-- start of Input rows --

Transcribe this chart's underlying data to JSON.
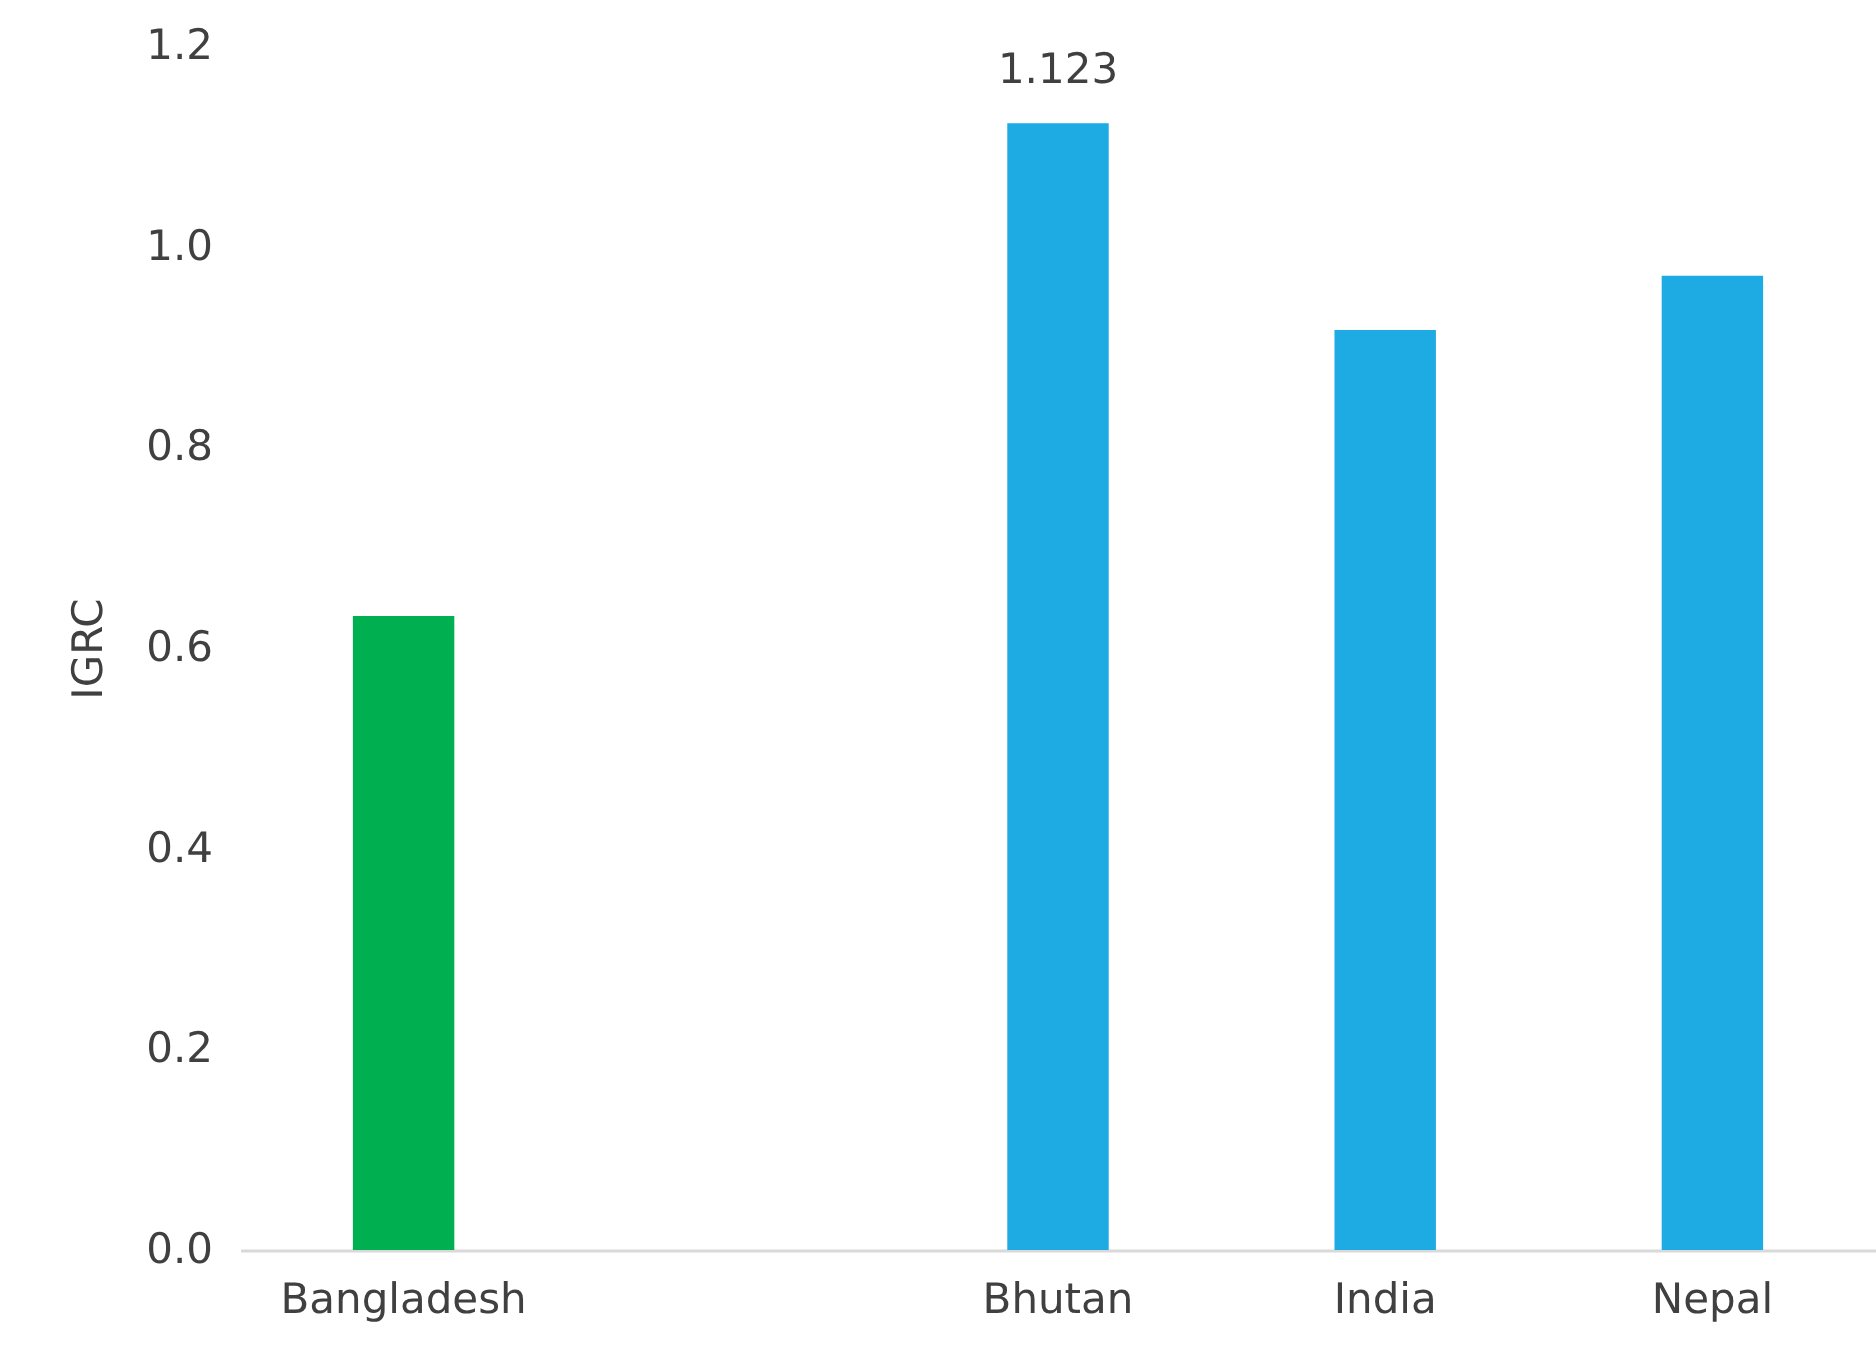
{
  "chart_data": {
    "type": "bar",
    "ylabel": "IGRC",
    "categories": [
      "Bangladesh",
      null,
      "Bhutan",
      "India",
      "Nepal"
    ],
    "values": [
      0.632,
      null,
      1.123,
      0.917,
      0.971
    ],
    "colors": [
      "#00b050",
      null,
      "#1eaae2",
      "#1eaae2",
      "#1eaae2"
    ],
    "value_labels": [
      null,
      null,
      "1.123",
      null,
      null
    ],
    "ylim": [
      0,
      1.2
    ],
    "yticks": [
      {
        "value": 0,
        "label": "0.0"
      },
      {
        "value": 0.2,
        "label": "0.2"
      },
      {
        "value": 0.4,
        "label": "0.4"
      },
      {
        "value": 0.6,
        "label": "0.6"
      },
      {
        "value": 0.8,
        "label": "0.8"
      },
      {
        "value": 1.0,
        "label": "1.0"
      },
      {
        "value": 1.2,
        "label": "1.2"
      }
    ],
    "grid": false
  }
}
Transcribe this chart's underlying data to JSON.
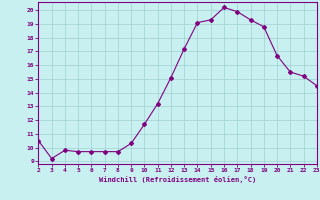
{
  "x": [
    2,
    3,
    4,
    5,
    6,
    7,
    8,
    9,
    10,
    11,
    12,
    13,
    14,
    15,
    16,
    17,
    18,
    19,
    20,
    21,
    22,
    23
  ],
  "y": [
    10.5,
    9.2,
    9.8,
    9.7,
    9.7,
    9.7,
    9.7,
    10.3,
    11.7,
    13.2,
    15.1,
    17.2,
    19.1,
    19.3,
    20.2,
    19.9,
    19.3,
    18.8,
    16.7,
    15.5,
    15.2,
    14.5
  ],
  "line_color": "#800080",
  "marker": "D",
  "marker_size": 2,
  "bg_color": "#c8f0f0",
  "grid_color": "#a0d0d0",
  "xlabel": "Windchill (Refroidissement éolien,°C)",
  "xlabel_color": "#800080",
  "ylabel_ticks": [
    9,
    10,
    11,
    12,
    13,
    14,
    15,
    16,
    17,
    18,
    19,
    20
  ],
  "ylim": [
    8.8,
    20.6
  ],
  "xlim": [
    2,
    23
  ],
  "xtick_labels": [
    "2",
    "3",
    "4",
    "5",
    "6",
    "7",
    "8",
    "9",
    "10",
    "11",
    "12",
    "13",
    "14",
    "15",
    "16",
    "17",
    "18",
    "19",
    "20",
    "21",
    "22",
    "23"
  ],
  "tick_color": "#800080",
  "spine_color": "#800080"
}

-- end of Input rows --

Your task: Write out all the entries word for word, but skip any images.

Answer to the problem:
Transcribe this chart's underlying data to JSON.
{
  "chart_data": {
    "type": "bar",
    "ylabel": "IGRC",
    "categories": [
      "Bangladesh",
      null,
      "Bhutan",
      "India",
      "Nepal"
    ],
    "values": [
      0.632,
      null,
      1.123,
      0.917,
      0.971
    ],
    "colors": [
      "#00b050",
      null,
      "#1eaae2",
      "#1eaae2",
      "#1eaae2"
    ],
    "value_labels": [
      null,
      null,
      "1.123",
      null,
      null
    ],
    "ylim": [
      0,
      1.2
    ],
    "yticks": [
      {
        "value": 0,
        "label": "0.0"
      },
      {
        "value": 0.2,
        "label": "0.2"
      },
      {
        "value": 0.4,
        "label": "0.4"
      },
      {
        "value": 0.6,
        "label": "0.6"
      },
      {
        "value": 0.8,
        "label": "0.8"
      },
      {
        "value": 1.0,
        "label": "1.0"
      },
      {
        "value": 1.2,
        "label": "1.2"
      }
    ],
    "grid": false
  }
}
Transcribe this chart's underlying data to JSON.
{
  "x": [
    2,
    3,
    4,
    5,
    6,
    7,
    8,
    9,
    10,
    11,
    12,
    13,
    14,
    15,
    16,
    17,
    18,
    19,
    20,
    21,
    22,
    23
  ],
  "y": [
    10.5,
    9.2,
    9.8,
    9.7,
    9.7,
    9.7,
    9.7,
    10.3,
    11.7,
    13.2,
    15.1,
    17.2,
    19.1,
    19.3,
    20.2,
    19.9,
    19.3,
    18.8,
    16.7,
    15.5,
    15.2,
    14.5
  ],
  "line_color": "#800080",
  "marker": "D",
  "marker_size": 2,
  "bg_color": "#c8f0f0",
  "grid_color": "#a0d0d0",
  "xlabel": "Windchill (Refroidissement éolien,°C)",
  "xlabel_color": "#800080",
  "ylabel_ticks": [
    9,
    10,
    11,
    12,
    13,
    14,
    15,
    16,
    17,
    18,
    19,
    20
  ],
  "ylim": [
    8.8,
    20.6
  ],
  "xlim": [
    2,
    23
  ],
  "xtick_labels": [
    "2",
    "3",
    "4",
    "5",
    "6",
    "7",
    "8",
    "9",
    "10",
    "11",
    "12",
    "13",
    "14",
    "15",
    "16",
    "17",
    "18",
    "19",
    "20",
    "21",
    "22",
    "23"
  ],
  "tick_color": "#800080",
  "spine_color": "#800080"
}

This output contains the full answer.